### Document
○ ○ ○
And looking at tensorflow specifically the difference in size is very much significant, the GPU variant is 5 times as large as the non-GPU variant (55MB vs 255MB). That’s a good reason for not wanting to unconditionally ship both variants.
(Excuse messed up quoting - clients seem to use such different conventions for quoting these days, it's hard to manually fix things up sometimes :-() Without trying to minimise the impact of this issue, how niche is the problem we're discussing here? At some point, we need to be careful not to cram too much into tags - and ultimately tags are the only mechanism pip uses to determine what wheel it's going to install (currently, at least). If we were to switch to a scheme where installers need to check more generalised metadata (which is only available after you've downloaded the wheel and opened it up) then that has a significant cost in terms of bandwidth. We cannot assume that medadata is available without downloading the wheel, PEP 503 allows an index to expose Python-Requires (and could be extended to allow other metadata) but that's optional, and does nothing for a case like pip's `--find-links http://my.server/my/wheel/directory` which allows a plain directory to be served over HTTP, and allows for no metadata other than the filename. There's very much an 80-20 question here, we need to avoid letting the needs of the 20% of projects with unusual needs, complicate usage for the 80%. On the other hand, of course, leaving the specialist cases with no viable solution also isn't reasonable, so even if tags aren't practical here, finding a solution that allows projects to ship specialised binaries some other way would be good. Just as a completely un-thought through suggestion, maybe we could have a mechanism where a small "generic" wheel can include pointers to specialised extra code that gets downloaded at install time? Package X -> x-1.0-cp37_cp37m_win_amd64.whl (includes generic code) Metadata - Implementation links: If we have a GPU -> <link to an archive of code to be added to the install> If we don't have a GPU -> <link to an alternative non-GPU archive> There's obviously a lot of unanswered questions here, but maybe something like this would be better than forcing everything into the wheel tags? Paul
On Tue, Sep 4, 2018 at 3:10 AM, Paul Moore <p.f.moore@gmail.com> wrote:
There's very much an 80-20 question here, we need to avoid letting the needs of the 20% of projects with unusual needs, complicate usage for the 80%. On the other hand, of course, leaving the specialist cases with no viable solution also isn't reasonable, so even if tags aren't practical here, finding a solution that allows projects to ship specialised binaries some other way would be good. Just as a completely un-thought through suggestion, maybe we could have a mechanism where a small "generic" wheel can include pointers to specialised extra code that gets downloaded at install time?
○ ○ ○
(Entries for labeled regions)
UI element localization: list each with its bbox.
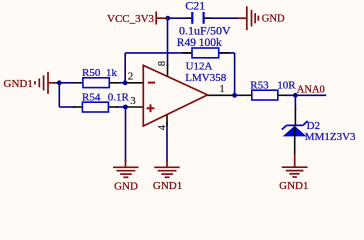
svg-text:C21: C21 [185,0,205,12]
svg-text:0.1R: 0.1R [108,92,130,104]
svg-text:R54: R54 [82,92,101,104]
svg-text:GND: GND [262,14,285,25]
svg-text:ANA0: ANA0 [297,85,325,96]
svg-text:0.1uF/50V: 0.1uF/50V [179,23,231,37]
svg-text:1: 1 [219,83,225,95]
svg-text:8: 8 [157,61,168,66]
svg-text:GND1: GND1 [279,180,308,192]
svg-text:GND1: GND1 [4,78,33,90]
svg-text:10R: 10R [277,80,296,92]
svg-text:100k: 100k [199,37,222,49]
svg-text:U12A: U12A [186,61,213,73]
svg-text:1k: 1k [106,67,118,79]
svg-text:3: 3 [130,95,136,107]
svg-text:2: 2 [128,71,134,83]
svg-text:VCC_3V3: VCC_3V3 [107,13,155,25]
svg-text:4: 4 [157,124,168,130]
svg-text:R53: R53 [250,80,269,92]
svg-text:R50: R50 [82,67,101,79]
svg-text:GND1: GND1 [153,180,182,192]
svg-text:R49: R49 [177,37,196,49]
svg-text:GND: GND [114,180,138,192]
svg-text:MM1Z3V3: MM1Z3V3 [305,131,356,143]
○ ○ ○
### Exercise tasks
A – Answer these questions from the Python packaging thread:
(i) What does the thread say is currently the only mechanism pip uses to determine which wheel to install?
(ii) Which PEP allows an index to expose Python-Requires?
(iii) Which pip option allows a plain directory to be served over HTTP?
B – Extend the Python packaging thread past the final sentence shown.
None of this depends on the lines.

### Answers in order
A –
(i) Tags.
(ii) PEP 503.
(iii) `--find-links`.

B –
Package X -> x-1.0-cp37_cp37m_win_amd64.whl (includes generic code) Metadata - Implementation links: If we have a GPU -> <link to an archive of code to be added to the install> If we don't have a GPU -> <link to an alternative non-GPU archive>
There's obviously a lot of unanswered questions here, but maybe something like this would be better than forcing everything into the wheel tags?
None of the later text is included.